*Exercise aim*. Reproduce each record below exactly as written.
##############################
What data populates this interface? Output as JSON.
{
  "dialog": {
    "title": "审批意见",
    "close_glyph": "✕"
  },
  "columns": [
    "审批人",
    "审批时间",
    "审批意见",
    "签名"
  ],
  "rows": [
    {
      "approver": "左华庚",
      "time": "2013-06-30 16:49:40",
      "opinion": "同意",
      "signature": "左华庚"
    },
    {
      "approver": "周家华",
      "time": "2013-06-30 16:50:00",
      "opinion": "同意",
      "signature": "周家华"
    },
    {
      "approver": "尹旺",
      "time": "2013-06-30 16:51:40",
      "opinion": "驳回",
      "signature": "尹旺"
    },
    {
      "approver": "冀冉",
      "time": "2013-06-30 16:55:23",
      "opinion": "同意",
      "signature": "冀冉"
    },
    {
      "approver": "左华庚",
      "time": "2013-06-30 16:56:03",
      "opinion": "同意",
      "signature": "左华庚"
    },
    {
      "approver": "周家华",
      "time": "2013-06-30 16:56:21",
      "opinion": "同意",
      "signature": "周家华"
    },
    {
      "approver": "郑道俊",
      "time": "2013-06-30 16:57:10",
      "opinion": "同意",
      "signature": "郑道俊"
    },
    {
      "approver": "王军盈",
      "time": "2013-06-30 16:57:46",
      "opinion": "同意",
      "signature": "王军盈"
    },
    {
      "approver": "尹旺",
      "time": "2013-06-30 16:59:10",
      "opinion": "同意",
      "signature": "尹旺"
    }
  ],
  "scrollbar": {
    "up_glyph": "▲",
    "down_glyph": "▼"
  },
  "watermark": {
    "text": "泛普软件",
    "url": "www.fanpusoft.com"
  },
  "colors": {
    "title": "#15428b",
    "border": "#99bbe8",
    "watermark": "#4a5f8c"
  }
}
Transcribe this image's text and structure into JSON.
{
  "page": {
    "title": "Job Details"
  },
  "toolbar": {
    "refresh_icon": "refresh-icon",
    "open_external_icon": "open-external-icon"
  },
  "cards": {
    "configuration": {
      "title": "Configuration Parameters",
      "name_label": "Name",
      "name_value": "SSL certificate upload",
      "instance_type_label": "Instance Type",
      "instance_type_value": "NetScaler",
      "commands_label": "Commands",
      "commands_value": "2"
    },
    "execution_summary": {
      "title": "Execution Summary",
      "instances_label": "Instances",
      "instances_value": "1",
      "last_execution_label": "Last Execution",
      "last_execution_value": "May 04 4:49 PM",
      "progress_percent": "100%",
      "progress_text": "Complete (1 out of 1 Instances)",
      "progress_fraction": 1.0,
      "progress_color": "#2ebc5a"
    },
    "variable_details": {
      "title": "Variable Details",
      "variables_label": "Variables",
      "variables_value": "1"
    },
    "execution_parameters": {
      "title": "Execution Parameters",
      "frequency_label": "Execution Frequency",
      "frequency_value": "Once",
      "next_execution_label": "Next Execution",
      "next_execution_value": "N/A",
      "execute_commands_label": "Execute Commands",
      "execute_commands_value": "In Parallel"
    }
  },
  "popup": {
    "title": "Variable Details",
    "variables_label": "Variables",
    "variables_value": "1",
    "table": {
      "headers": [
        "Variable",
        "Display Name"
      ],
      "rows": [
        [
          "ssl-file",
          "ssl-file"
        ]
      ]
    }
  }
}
##############################
*Task solution*.
What data populates this interface? Output as JSON.
{
  "dialog": {
    "title": "审批意见",
    "close_glyph": "✕"
  },
  "columns": [
    "审批人",
    "审批时间",
    "审批意见",
    "签名"
  ],
  "rows": [
    {
      "approver": "左华庚",
      "time": "2013-06-30 16:49:40",
      "opinion": "同意",
      "signature": "左华庚"
    },
    {
      "approver": "周家华",
      "time": "2013-06-30 16:50:00",
      "opinion": "同意",
      "signature": "周家华"
    },
    {
      "approver": "尹旺",
      "time": "2013-06-30 16:51:40",
      "opinion": "驳回",
      "signature": "尹旺"
    },
    {
      "approver": "冀冉",
      "time": "2013-06-30 16:55:23",
      "opinion": "同意",
      "signature": "冀冉"
    },
    {
      "approver": "左华庚",
      "time": "2013-06-30 16:56:03",
      "opinion": "同意",
      "signature": "左华庚"
    },
    {
      "approver": "周家华",
      "time": "2013-06-30 16:56:21",
      "opinion": "同意",
      "signature": "周家华"
    },
    {
      "approver": "郑道俊",
      "time": "2013-06-30 16:57:10",
      "opinion": "同意",
      "signature": "郑道俊"
    },
    {
      "approver": "王军盈",
      "time": "2013-06-30 16:57:46",
      "opinion": "同意",
      "signature": "王军盈"
    },
    {
      "approver": "尹旺",
      "time": "2013-06-30 16:59:10",
      "opinion": "同意",
      "signature": "尹旺"
    }
  ],
  "scrollbar": {
    "up_glyph": "▲",
    "down_glyph": "▼"
  },
  "watermark": {
    "text": "泛普软件",
    "url": "www.fanpusoft.com"
  },
  "colors": {
    "title": "#15428b",
    "border": "#99bbe8",
    "watermark": "#4a5f8c"
  }
}
Transcribe this image's text and structure into JSON.
{
  "page": {
    "title": "Job Details"
  },
  "toolbar": {
    "refresh_icon": "refresh-icon",
    "open_external_icon": "open-external-icon"
  },
  "cards": {
    "configuration": {
      "title": "Configuration Parameters",
      "name_label": "Name",
      "name_value": "SSL certificate upload",
      "instance_type_label": "Instance Type",
      "instance_type_value": "NetScaler",
      "commands_label": "Commands",
      "commands_value": "2"
    },
    "execution_summary": {
      "title": "Execution Summary",
      "instances_label": "Instances",
      "instances_value": "1",
      "last_execution_label": "Last Execution",
      "last_execution_value": "May 04 4:49 PM",
      "progress_percent": "100%",
      "progress_text": "Complete (1 out of 1 Instances)",
      "progress_fraction": 1.0,
      "progress_color": "#2ebc5a"
    },
    "variable_details": {
      "title": "Variable Details",
      "variables_label": "Variables",
      "variables_value": "1"
    },
    "execution_parameters": {
      "title": "Execution Parameters",
      "frequency_label": "Execution Frequency",
      "frequency_value": "Once",
      "next_execution_label": "Next Execution",
      "next_execution_value": "N/A",
      "execute_commands_label": "Execute Commands",
      "execute_commands_value": "In Parallel"
    }
  },
  "popup": {
    "title": "Variable Details",
    "variables_label": "Variables",
    "variables_value": "1",
    "table": {
      "headers": [
        "Variable",
        "Display Name"
      ],
      "rows": [
        [
          "ssl-file",
          "ssl-file"
        ]
      ]
    }
  }
}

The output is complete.